'''

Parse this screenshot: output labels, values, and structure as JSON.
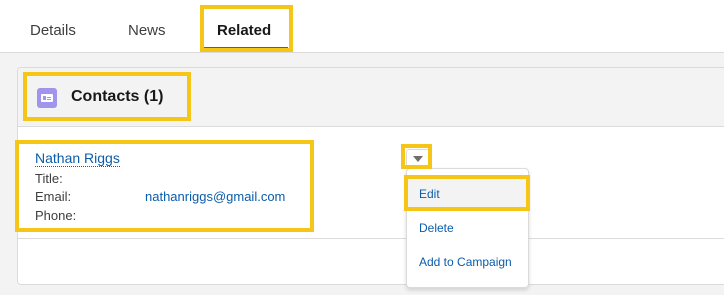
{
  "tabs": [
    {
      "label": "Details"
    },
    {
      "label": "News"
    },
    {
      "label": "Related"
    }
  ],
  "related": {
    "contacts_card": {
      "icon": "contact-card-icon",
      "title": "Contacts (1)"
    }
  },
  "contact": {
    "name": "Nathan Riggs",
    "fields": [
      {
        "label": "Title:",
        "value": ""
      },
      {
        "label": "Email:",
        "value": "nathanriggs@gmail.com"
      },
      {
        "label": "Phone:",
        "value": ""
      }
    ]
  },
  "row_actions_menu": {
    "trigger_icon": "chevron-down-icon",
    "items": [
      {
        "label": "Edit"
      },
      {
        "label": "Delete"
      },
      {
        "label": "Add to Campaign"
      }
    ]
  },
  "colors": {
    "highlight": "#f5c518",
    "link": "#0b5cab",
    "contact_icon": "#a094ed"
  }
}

'''

● Problem description:
Every entry should be returned exactly as written, minus the pictures.

● Final result:
Parse this screenshot: output labels, values, and structure as JSON.
{
  "tabs": [
    {
      "label": "Details"
    },
    {
      "label": "News"
    },
    {
      "label": "Related"
    }
  ],
  "related": {
    "contacts_card": {
      "icon": "contact-card-icon",
      "title": "Contacts (1)"
    }
  },
  "contact": {
    "name": "Nathan Riggs",
    "fields": [
      {
        "label": "Title:",
        "value": ""
      },
      {
        "label": "Email:",
        "value": "nathanriggs@gmail.com"
      },
      {
        "label": "Phone:",
        "value": ""
      }
    ]
  },
  "row_actions_menu": {
    "trigger_icon": "chevron-down-icon",
    "items": [
      {
        "label": "Edit"
      },
      {
        "label": "Delete"
      },
      {
        "label": "Add to Campaign"
      }
    ]
  },
  "colors": {
    "highlight": "#f5c518",
    "link": "#0b5cab",
    "contact_icon": "#a094ed"
  }
}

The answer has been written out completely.